▶ _Task goal_: Transcribe every line of the listing below without any deviation.

▶ _Records shown_:
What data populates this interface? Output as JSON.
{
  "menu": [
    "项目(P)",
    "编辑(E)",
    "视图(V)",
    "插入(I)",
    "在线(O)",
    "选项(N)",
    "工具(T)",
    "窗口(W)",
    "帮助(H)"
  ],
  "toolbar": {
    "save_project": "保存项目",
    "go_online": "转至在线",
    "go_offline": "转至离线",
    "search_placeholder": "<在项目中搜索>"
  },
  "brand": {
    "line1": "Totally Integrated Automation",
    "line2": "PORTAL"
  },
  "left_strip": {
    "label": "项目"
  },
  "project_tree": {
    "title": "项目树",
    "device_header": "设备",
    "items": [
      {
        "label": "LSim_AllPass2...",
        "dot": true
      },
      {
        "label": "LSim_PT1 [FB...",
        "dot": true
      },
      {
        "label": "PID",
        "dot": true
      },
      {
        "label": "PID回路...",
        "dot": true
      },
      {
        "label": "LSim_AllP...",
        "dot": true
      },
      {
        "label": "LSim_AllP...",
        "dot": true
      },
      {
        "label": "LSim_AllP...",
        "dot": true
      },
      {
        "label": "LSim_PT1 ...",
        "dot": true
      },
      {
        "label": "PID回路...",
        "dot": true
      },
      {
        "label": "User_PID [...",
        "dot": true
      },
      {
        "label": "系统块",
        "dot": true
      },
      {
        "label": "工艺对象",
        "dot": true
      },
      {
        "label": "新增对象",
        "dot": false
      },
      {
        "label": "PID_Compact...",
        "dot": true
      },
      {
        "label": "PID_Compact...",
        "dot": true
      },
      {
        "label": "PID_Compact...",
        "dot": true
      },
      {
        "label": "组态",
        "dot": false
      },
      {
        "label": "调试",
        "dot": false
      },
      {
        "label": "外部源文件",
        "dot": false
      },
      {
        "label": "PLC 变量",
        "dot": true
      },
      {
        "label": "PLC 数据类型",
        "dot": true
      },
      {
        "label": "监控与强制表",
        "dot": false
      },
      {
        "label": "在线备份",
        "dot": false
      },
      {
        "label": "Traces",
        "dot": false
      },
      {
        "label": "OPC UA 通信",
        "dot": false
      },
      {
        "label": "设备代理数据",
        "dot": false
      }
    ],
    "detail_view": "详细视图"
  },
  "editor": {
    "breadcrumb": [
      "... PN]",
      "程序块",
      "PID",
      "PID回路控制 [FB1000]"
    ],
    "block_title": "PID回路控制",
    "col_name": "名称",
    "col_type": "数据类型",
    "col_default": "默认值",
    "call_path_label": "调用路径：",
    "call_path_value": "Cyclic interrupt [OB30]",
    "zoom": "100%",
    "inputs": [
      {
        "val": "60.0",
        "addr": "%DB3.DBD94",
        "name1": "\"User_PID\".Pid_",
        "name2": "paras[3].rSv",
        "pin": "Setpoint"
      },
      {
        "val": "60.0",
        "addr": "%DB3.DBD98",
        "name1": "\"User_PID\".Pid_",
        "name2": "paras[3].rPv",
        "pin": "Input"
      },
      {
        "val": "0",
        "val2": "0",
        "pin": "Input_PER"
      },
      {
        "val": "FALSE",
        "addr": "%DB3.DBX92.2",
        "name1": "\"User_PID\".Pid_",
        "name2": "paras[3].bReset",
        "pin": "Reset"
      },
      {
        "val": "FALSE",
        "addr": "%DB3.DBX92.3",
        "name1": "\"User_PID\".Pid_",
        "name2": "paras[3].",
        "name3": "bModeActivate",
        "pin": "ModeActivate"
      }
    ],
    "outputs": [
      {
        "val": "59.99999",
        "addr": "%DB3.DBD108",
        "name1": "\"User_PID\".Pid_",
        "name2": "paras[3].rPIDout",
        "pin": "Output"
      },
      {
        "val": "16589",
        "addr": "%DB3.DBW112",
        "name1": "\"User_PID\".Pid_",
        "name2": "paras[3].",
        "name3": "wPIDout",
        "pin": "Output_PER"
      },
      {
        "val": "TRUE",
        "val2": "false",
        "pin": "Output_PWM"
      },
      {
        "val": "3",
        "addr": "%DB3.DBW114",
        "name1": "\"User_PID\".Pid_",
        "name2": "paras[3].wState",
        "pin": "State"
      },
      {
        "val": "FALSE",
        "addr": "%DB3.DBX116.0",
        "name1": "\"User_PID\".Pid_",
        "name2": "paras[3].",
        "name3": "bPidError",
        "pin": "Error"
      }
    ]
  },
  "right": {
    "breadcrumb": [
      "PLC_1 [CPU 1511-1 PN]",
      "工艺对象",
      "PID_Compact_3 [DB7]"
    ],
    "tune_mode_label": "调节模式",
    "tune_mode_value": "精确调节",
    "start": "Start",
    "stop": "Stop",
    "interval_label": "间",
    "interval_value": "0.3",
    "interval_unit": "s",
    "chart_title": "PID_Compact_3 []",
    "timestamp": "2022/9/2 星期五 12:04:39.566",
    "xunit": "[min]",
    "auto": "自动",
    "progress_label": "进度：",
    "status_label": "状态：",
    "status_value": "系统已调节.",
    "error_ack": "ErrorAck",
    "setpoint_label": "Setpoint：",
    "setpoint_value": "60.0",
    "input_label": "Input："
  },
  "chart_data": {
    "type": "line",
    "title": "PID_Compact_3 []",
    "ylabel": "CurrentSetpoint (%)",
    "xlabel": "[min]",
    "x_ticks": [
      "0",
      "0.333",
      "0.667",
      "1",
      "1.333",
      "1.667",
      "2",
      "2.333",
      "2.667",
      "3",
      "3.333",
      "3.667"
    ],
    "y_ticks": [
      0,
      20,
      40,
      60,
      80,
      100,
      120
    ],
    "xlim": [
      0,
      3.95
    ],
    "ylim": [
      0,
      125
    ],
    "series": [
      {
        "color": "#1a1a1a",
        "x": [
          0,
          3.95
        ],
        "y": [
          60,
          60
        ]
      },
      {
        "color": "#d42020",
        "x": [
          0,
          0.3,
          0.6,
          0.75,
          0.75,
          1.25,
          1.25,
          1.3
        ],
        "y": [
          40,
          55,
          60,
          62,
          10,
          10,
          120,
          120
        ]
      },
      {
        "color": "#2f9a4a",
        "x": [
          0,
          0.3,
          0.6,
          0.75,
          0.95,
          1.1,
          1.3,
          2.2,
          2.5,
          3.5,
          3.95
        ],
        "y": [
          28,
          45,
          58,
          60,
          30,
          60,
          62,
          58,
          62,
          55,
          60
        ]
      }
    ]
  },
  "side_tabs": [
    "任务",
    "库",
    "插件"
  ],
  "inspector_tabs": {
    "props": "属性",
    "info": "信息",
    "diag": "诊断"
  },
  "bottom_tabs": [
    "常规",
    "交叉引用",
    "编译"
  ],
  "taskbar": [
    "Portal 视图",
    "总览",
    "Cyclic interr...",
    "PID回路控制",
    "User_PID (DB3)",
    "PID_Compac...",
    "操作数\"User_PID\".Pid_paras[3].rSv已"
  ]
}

▶ _Response below_:
What data populates this interface? Output as JSON.
{
  "menu": [
    "项目(P)",
    "编辑(E)",
    "视图(V)",
    "插入(I)",
    "在线(O)",
    "选项(N)",
    "工具(T)",
    "窗口(W)",
    "帮助(H)"
  ],
  "toolbar": {
    "save_project": "保存项目",
    "go_online": "转至在线",
    "go_offline": "转至离线",
    "search_placeholder": "<在项目中搜索>"
  },
  "brand": {
    "line1": "Totally Integrated Automation",
    "line2": "PORTAL"
  },
  "left_strip": {
    "label": "项目"
  },
  "project_tree": {
    "title": "项目树",
    "device_header": "设备",
    "items": [
      {
        "label": "LSim_AllPass2...",
        "dot": true
      },
      {
        "label": "LSim_PT1 [FB...",
        "dot": true
      },
      {
        "label": "PID",
        "dot": true
      },
      {
        "label": "PID回路...",
        "dot": true
      },
      {
        "label": "LSim_AllP...",
        "dot": true
      },
      {
        "label": "LSim_AllP...",
        "dot": true
      },
      {
        "label": "LSim_AllP...",
        "dot": true
      },
      {
        "label": "LSim_PT1 ...",
        "dot": true
      },
      {
        "label": "PID回路...",
        "dot": true
      },
      {
        "label": "User_PID [...",
        "dot": true
      },
      {
        "label": "系统块",
        "dot": true
      },
      {
        "label": "工艺对象",
        "dot": true
      },
      {
        "label": "新增对象",
        "dot": false
      },
      {
        "label": "PID_Compact...",
        "dot": true
      },
      {
        "label": "PID_Compact...",
        "dot": true
      },
      {
        "label": "PID_Compact...",
        "dot": true
      },
      {
        "label": "组态",
        "dot": false
      },
      {
        "label": "调试",
        "dot": false
      },
      {
        "label": "外部源文件",
        "dot": false
      },
      {
        "label": "PLC 变量",
        "dot": true
      },
      {
        "label": "PLC 数据类型",
        "dot": true
      },
      {
        "label": "监控与强制表",
        "dot": false
      },
      {
        "label": "在线备份",
        "dot": false
      },
      {
        "label": "Traces",
        "dot": false
      },
      {
        "label": "OPC UA 通信",
        "dot": false
      },
      {
        "label": "设备代理数据",
        "dot": false
      }
    ],
    "detail_view": "详细视图"
  },
  "editor": {
    "breadcrumb": [
      "... PN]",
      "程序块",
      "PID",
      "PID回路控制 [FB1000]"
    ],
    "block_title": "PID回路控制",
    "col_name": "名称",
    "col_type": "数据类型",
    "col_default": "默认值",
    "call_path_label": "调用路径：",
    "call_path_value": "Cyclic interrupt [OB30]",
    "zoom": "100%",
    "inputs": [
      {
        "val": "60.0",
        "addr": "%DB3.DBD94",
        "name1": "\"User_PID\".Pid_",
        "name2": "paras[3].rSv",
        "pin": "Setpoint"
      },
      {
        "val": "60.0",
        "addr": "%DB3.DBD98",
        "name1": "\"User_PID\".Pid_",
        "name2": "paras[3].rPv",
        "pin": "Input"
      },
      {
        "val": "0",
        "val2": "0",
        "pin": "Input_PER"
      },
      {
        "val": "FALSE",
        "addr": "%DB3.DBX92.2",
        "name1": "\"User_PID\".Pid_",
        "name2": "paras[3].bReset",
        "pin": "Reset"
      },
      {
        "val": "FALSE",
        "addr": "%DB3.DBX92.3",
        "name1": "\"User_PID\".Pid_",
        "name2": "paras[3].",
        "name3": "bModeActivate",
        "pin": "ModeActivate"
      }
    ],
    "outputs": [
      {
        "val": "59.99999",
        "addr": "%DB3.DBD108",
        "name1": "\"User_PID\".Pid_",
        "name2": "paras[3].rPIDout",
        "pin": "Output"
      },
      {
        "val": "16589",
        "addr": "%DB3.DBW112",
        "name1": "\"User_PID\".Pid_",
        "name2": "paras[3].",
        "name3": "wPIDout",
        "pin": "Output_PER"
      },
      {
        "val": "TRUE",
        "val2": "false",
        "pin": "Output_PWM"
      },
      {
        "val": "3",
        "addr": "%DB3.DBW114",
        "name1": "\"User_PID\".Pid_",
        "name2": "paras[3].wState",
        "pin": "State"
      },
      {
        "val": "FALSE",
        "addr": "%DB3.DBX116.0",
        "name1": "\"User_PID\".Pid_",
        "name2": "paras[3].",
        "name3": "bPidError",
        "pin": "Error"
      }
    ]
  },
  "right": {
    "breadcrumb": [
      "PLC_1 [CPU 1511-1 PN]",
      "工艺对象",
      "PID_Compact_3 [DB7]"
    ],
    "tune_mode_label": "调节模式",
    "tune_mode_value": "精确调节",
    "start": "Start",
    "stop": "Stop",
    "interval_label": "间",
    "interval_value": "0.3",
    "interval_unit": "s",
    "chart_title": "PID_Compact_3 []",
    "timestamp": "2022/9/2 星期五 12:04:39.566",
    "xunit": "[min]",
    "auto": "自动",
    "progress_label": "进度：",
    "status_label": "状态：",
    "status_value": "系统已调节.",
    "error_ack": "ErrorAck",
    "setpoint_label": "Setpoint：",
    "setpoint_value": "60.0",
    "input_label": "Input："
  },
  "chart_data": {
    "type": "line",
    "title": "PID_Compact_3 []",
    "ylabel": "CurrentSetpoint (%)",
    "xlabel": "[min]",
    "x_ticks": [
      "0",
      "0.333",
      "0.667",
      "1",
      "1.333",
      "1.667",
      "2",
      "2.333",
      "2.667",
      "3",
      "3.333",
      "3.667"
    ],
    "y_ticks": [
      0,
      20,
      40,
      60,
      80,
      100,
      120
    ],
    "xlim": [
      0,
      3.95
    ],
    "ylim": [
      0,
      125
    ],
    "series": [
      {
        "color": "#1a1a1a",
        "x": [
          0,
          3.95
        ],
        "y": [
          60,
          60
        ]
      },
      {
        "color": "#d42020",
        "x": [
          0,
          0.3,
          0.6,
          0.75,
          0.75,
          1.25,
          1.25,
          1.3
        ],
        "y": [
          40,
          55,
          60,
          62,
          10,
          10,
          120,
          120
        ]
      },
      {
        "color": "#2f9a4a",
        "x": [
          0,
          0.3,
          0.6,
          0.75,
          0.95,
          1.1,
          1.3,
          2.2,
          2.5,
          3.5,
          3.95
        ],
        "y": [
          28,
          45,
          58,
          60,
          30,
          60,
          62,
          58,
          62,
          55,
          60
        ]
      }
    ]
  },
  "side_tabs": [
    "任务",
    "库",
    "插件"
  ],
  "inspector_tabs": {
    "props": "属性",
    "info": "信息",
    "diag": "诊断"
  },
  "bottom_tabs": [
    "常规",
    "交叉引用",
    "编译"
  ],
  "taskbar": [
    "Portal 视图",
    "总览",
    "Cyclic interr...",
    "PID回路控制",
    "User_PID (DB3)",
    "PID_Compac...",
    "操作数\"User_PID\".Pid_paras[3].rSv已"
  ]
}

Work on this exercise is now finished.